(DATASET ENTRIES Opens)

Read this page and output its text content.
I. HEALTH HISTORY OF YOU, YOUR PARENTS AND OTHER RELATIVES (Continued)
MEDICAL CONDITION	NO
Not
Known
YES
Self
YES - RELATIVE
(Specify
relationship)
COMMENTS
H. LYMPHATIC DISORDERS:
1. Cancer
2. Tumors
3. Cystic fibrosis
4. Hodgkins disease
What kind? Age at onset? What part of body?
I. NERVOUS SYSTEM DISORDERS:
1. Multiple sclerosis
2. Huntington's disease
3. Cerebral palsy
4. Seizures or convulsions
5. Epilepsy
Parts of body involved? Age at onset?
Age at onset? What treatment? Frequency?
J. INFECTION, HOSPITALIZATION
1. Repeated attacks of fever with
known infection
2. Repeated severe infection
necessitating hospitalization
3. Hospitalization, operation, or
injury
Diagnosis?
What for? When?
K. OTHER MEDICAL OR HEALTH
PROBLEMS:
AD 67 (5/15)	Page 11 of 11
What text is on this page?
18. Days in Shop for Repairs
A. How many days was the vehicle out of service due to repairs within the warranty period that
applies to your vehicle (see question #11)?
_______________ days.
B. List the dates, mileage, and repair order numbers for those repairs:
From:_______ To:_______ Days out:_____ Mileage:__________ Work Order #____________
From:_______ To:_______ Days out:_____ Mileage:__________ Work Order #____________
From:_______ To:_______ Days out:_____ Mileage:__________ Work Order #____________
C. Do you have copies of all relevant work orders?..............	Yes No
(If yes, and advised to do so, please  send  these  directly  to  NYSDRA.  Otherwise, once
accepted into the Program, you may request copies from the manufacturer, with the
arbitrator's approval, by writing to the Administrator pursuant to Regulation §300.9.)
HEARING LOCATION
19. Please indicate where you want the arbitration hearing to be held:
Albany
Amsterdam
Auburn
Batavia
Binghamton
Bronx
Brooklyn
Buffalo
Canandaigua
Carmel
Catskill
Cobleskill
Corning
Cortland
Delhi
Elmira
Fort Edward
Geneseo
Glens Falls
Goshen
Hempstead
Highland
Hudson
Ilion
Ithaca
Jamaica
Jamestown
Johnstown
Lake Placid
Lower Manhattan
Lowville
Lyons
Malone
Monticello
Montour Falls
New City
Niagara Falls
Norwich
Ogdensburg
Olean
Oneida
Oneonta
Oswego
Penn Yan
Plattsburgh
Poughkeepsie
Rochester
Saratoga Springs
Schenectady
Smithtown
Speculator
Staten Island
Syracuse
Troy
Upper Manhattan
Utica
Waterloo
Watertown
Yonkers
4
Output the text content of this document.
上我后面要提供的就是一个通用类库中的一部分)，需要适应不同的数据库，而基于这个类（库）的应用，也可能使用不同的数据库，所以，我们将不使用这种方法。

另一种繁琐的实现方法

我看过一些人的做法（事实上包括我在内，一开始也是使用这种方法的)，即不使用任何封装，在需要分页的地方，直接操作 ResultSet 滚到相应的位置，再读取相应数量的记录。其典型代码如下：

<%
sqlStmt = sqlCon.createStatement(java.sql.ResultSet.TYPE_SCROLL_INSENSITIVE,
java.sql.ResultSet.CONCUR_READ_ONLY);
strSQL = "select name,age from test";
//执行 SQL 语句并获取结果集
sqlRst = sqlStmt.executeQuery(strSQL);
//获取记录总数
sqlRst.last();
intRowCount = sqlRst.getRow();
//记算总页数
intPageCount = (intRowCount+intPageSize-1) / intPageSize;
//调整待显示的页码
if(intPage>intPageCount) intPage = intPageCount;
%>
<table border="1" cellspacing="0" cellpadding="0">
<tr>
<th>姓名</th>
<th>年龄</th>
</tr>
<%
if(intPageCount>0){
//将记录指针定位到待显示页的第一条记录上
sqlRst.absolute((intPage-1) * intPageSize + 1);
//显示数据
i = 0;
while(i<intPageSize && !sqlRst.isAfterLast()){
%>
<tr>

(DATASET ENTRIES Closes)

§ THE TASK
Please retype all of the data above exactly as written.

§ SOLUTION TO THE EXERCISE
Read this page and output its text content.
I. HEALTH HISTORY OF YOU, YOUR PARENTS AND OTHER RELATIVES (Continued)
MEDICAL CONDITION	NO
Not
Known
YES
Self
YES - RELATIVE
(Specify
relationship)
COMMENTS
H. LYMPHATIC DISORDERS:
1. Cancer
2. Tumors
3. Cystic fibrosis
4. Hodgkins disease
What kind? Age at onset? What part of body?
I. NERVOUS SYSTEM DISORDERS:
1. Multiple sclerosis
2. Huntington's disease
3. Cerebral palsy
4. Seizures or convulsions
5. Epilepsy
Parts of body involved? Age at onset?
Age at onset? What treatment? Frequency?
J. INFECTION, HOSPITALIZATION
1. Repeated attacks of fever with
known infection
2. Repeated severe infection
necessitating hospitalization
3. Hospitalization, operation, or
injury
Diagnosis?
What for? When?
K. OTHER MEDICAL OR HEALTH
PROBLEMS:
AD 67 (5/15)	Page 11 of 11
What text is on this page?
18. Days in Shop for Repairs
A. How many days was the vehicle out of service due to repairs within the warranty period that
applies to your vehicle (see question #11)?
_______________ days.
B. List the dates, mileage, and repair order numbers for those repairs:
From:_______ To:_______ Days out:_____ Mileage:__________ Work Order #____________
From:_______ To:_______ Days out:_____ Mileage:__________ Work Order #____________
From:_______ To:_______ Days out:_____ Mileage:__________ Work Order #____________
C. Do you have copies of all relevant work orders?..............	Yes No
(If yes, and advised to do so, please  send  these  directly  to  NYSDRA.  Otherwise, once
accepted into the Program, you may request copies from the manufacturer, with the
arbitrator's approval, by writing to the Administrator pursuant to Regulation §300.9.)
HEARING LOCATION
19. Please indicate where you want the arbitration hearing to be held:
Albany
Amsterdam
Auburn
Batavia
Binghamton
Bronx
Brooklyn
Buffalo
Canandaigua
Carmel
Catskill
Cobleskill
Corning
Cortland
Delhi
Elmira
Fort Edward
Geneseo
Glens Falls
Goshen
Hempstead
Highland
Hudson
Ilion
Ithaca
Jamaica
Jamestown
Johnstown
Lake Placid
Lower Manhattan
Lowville
Lyons
Malone
Monticello
Montour Falls
New City
Niagara Falls
Norwich
Ogdensburg
Olean
Oneida
Oneonta
Oswego
Penn Yan
Plattsburgh
Poughkeepsie
Rochester
Saratoga Springs
Schenectady
Smithtown
Speculator
Staten Island
Syracuse
Troy
Upper Manhattan
Utica
Waterloo
Watertown
Yonkers
4
Output the text content of this document.
上我后面要提供的就是一个通用类库中的一部分)，需要适应不同的数据库，而基于这个类（库）的应用，也可能使用不同的数据库，所以，我们将不使用这种方法。

另一种繁琐的实现方法

我看过一些人的做法（事实上包括我在内，一开始也是使用这种方法的)，即不使用任何封装，在需要分页的地方，直接操作 ResultSet 滚到相应的位置，再读取相应数量的记录。其典型代码如下：

<%
sqlStmt = sqlCon.createStatement(java.sql.ResultSet.TYPE_SCROLL_INSENSITIVE,
java.sql.ResultSet.CONCUR_READ_ONLY);
strSQL = "select name,age from test";
//执行 SQL 语句并获取结果集
sqlRst = sqlStmt.executeQuery(strSQL);
//获取记录总数
sqlRst.last();
intRowCount = sqlRst.getRow();
//记算总页数
intPageCount = (intRowCount+intPageSize-1) / intPageSize;
//调整待显示的页码
if(intPage>intPageCount) intPage = intPageCount;
%>
<table border="1" cellspacing="0" cellpadding="0">
<tr>
<th>姓名</th>
<th>年龄</th>
</tr>
<%
if(intPageCount>0){
//将记录指针定位到待显示页的第一条记录上
sqlRst.absolute((intPage-1) * intPageSize + 1);
//显示数据
i = 0;
while(i<intPageSize && !sqlRst.isAfterLast()){
%>
<tr>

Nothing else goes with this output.